Look through the records below, and copy out every line that holds the string "sidebar".

Stored data entries
* Start *

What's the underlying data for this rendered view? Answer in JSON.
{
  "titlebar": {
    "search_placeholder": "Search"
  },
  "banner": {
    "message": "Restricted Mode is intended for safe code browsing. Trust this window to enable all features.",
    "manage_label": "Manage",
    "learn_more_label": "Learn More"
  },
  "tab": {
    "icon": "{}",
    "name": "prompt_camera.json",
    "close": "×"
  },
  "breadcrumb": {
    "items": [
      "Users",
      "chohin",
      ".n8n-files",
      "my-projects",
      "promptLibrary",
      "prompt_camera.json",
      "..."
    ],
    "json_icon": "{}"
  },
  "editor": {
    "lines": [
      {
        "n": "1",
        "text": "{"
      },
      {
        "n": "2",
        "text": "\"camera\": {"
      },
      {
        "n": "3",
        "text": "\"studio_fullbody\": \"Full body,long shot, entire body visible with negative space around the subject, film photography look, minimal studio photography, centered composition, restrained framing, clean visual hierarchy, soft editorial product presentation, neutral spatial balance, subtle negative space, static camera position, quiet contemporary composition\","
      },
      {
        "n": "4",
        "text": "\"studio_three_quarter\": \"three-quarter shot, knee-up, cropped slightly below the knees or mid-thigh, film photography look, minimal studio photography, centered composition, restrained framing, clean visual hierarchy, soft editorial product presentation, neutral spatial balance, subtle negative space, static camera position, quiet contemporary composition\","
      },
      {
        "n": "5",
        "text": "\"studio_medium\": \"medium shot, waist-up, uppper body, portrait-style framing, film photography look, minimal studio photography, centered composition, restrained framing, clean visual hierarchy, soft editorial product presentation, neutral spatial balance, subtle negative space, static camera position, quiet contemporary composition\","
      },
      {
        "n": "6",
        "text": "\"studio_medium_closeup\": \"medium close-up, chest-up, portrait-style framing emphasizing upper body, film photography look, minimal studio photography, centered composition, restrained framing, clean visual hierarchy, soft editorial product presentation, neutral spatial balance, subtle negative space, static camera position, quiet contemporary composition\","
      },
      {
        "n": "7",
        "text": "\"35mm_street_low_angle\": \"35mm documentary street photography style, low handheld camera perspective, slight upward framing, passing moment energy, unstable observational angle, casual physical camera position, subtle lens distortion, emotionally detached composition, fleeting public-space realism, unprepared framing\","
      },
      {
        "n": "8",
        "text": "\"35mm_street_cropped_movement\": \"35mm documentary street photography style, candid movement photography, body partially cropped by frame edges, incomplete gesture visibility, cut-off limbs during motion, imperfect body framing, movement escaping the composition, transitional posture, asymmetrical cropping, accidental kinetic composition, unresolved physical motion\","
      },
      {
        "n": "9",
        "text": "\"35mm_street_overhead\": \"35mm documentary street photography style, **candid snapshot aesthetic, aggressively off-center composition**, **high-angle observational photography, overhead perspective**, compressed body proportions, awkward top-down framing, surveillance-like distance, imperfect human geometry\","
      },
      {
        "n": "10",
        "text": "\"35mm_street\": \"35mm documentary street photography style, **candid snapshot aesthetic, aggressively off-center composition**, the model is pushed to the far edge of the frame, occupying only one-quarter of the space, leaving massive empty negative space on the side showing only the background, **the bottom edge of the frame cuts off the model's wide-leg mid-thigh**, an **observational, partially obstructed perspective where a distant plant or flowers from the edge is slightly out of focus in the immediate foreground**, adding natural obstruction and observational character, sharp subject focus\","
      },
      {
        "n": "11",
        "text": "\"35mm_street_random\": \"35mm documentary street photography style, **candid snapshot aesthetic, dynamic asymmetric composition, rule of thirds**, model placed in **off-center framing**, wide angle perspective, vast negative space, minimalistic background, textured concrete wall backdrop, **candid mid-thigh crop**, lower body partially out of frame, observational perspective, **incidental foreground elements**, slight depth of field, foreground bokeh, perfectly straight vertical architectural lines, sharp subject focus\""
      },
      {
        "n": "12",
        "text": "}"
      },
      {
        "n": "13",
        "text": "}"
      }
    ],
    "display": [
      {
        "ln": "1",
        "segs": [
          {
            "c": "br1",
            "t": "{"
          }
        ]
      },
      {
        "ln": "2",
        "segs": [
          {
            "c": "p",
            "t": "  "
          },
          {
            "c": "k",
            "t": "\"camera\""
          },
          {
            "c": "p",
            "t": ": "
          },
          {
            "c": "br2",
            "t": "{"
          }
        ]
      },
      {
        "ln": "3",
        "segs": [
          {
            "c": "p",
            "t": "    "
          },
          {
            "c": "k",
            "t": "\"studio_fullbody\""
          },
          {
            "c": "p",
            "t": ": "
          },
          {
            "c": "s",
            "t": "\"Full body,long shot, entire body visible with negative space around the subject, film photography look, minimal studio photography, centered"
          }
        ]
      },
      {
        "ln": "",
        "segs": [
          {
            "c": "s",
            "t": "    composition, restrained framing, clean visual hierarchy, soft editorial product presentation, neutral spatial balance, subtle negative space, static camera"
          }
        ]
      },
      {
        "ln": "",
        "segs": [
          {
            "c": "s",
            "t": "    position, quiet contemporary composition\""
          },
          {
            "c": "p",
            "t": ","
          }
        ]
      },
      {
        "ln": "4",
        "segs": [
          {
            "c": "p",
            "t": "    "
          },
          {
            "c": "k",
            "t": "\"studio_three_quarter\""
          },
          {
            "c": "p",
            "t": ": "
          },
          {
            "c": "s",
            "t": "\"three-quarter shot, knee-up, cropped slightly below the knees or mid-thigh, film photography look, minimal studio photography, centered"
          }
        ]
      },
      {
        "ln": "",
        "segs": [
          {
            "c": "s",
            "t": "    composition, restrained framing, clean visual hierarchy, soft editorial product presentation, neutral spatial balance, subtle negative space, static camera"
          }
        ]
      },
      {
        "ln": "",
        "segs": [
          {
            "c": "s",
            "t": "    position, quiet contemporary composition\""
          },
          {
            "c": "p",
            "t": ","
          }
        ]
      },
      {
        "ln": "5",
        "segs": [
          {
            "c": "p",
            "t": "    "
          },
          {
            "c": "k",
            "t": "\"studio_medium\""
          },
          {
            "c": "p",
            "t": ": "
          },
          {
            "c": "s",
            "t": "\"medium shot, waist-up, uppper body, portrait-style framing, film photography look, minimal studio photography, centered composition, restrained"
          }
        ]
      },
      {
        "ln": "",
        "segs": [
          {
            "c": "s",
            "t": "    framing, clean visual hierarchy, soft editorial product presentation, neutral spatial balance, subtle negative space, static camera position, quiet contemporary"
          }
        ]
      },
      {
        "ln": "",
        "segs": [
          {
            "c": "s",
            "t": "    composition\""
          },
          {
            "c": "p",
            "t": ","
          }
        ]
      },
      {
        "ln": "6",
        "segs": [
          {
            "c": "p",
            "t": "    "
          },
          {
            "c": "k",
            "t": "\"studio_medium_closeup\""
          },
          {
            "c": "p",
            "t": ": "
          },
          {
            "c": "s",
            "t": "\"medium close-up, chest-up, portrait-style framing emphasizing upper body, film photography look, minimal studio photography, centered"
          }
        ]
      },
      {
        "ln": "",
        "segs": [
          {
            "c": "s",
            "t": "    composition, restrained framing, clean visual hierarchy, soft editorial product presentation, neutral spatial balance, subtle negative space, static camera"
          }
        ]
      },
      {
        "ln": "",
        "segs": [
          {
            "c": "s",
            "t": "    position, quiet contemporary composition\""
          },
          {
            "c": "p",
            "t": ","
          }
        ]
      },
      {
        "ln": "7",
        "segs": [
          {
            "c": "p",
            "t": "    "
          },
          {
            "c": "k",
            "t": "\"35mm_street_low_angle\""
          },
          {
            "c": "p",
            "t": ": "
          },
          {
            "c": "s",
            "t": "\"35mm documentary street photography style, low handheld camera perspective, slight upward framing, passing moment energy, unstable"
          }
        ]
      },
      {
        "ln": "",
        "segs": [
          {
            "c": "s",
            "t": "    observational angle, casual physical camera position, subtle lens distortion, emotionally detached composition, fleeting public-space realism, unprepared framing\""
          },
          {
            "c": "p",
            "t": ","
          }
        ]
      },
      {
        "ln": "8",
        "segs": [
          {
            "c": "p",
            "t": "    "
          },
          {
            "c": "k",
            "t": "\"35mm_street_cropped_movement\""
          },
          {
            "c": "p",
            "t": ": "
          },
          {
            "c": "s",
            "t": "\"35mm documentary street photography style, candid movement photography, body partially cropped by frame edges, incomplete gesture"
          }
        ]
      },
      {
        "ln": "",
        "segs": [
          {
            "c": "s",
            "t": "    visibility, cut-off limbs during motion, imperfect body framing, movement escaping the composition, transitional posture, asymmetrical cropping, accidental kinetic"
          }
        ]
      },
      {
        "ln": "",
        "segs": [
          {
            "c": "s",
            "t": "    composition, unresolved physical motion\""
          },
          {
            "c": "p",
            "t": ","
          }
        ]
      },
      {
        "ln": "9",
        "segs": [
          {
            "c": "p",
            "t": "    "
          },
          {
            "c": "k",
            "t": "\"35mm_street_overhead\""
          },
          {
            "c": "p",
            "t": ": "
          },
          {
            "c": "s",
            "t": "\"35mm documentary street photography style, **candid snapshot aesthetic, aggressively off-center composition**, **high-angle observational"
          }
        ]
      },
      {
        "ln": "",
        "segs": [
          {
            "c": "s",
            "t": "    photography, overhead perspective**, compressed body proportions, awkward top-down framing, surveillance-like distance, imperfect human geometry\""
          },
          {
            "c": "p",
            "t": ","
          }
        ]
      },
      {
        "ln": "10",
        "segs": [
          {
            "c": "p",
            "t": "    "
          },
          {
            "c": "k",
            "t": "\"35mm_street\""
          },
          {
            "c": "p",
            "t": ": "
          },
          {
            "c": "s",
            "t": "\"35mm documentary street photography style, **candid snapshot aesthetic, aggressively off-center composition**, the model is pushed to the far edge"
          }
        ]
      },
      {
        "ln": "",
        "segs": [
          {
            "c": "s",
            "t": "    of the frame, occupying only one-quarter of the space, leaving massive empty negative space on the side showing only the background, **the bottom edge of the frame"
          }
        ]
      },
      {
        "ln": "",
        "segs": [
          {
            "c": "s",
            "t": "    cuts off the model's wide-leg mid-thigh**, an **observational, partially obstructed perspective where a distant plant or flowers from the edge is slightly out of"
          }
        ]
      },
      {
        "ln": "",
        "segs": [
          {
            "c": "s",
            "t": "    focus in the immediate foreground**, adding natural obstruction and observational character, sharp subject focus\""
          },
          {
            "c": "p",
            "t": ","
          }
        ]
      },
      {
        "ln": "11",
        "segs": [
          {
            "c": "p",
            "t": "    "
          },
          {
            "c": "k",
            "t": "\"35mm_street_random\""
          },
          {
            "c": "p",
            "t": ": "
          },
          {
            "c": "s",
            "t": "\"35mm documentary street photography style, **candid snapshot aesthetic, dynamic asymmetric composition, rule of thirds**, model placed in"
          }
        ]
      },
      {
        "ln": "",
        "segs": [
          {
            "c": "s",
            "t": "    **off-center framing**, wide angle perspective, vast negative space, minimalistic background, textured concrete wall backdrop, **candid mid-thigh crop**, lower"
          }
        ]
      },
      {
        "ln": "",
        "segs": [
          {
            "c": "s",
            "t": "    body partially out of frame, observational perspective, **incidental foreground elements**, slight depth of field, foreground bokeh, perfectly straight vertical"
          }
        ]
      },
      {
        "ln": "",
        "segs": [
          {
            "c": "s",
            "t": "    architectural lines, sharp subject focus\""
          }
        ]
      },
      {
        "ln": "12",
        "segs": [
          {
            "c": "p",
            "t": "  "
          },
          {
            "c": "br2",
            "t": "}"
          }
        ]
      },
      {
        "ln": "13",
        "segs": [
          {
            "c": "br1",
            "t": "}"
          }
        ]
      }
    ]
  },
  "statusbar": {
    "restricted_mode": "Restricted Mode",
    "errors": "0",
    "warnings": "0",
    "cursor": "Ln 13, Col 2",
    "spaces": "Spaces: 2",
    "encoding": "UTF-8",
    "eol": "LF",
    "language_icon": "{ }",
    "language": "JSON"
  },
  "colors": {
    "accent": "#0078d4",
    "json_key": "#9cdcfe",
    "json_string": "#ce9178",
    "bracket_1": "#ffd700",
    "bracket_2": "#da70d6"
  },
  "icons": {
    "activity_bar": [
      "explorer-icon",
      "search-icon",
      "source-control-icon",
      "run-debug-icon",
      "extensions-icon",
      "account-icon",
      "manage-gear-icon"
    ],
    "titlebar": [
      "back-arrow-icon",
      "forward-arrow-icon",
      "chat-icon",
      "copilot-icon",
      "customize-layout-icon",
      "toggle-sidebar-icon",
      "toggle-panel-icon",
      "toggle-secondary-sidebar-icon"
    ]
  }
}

* End *

_WRITTEN ANSWER:_
      "toggle-sidebar-icon",
      "toggle-secondary-sidebar-icon"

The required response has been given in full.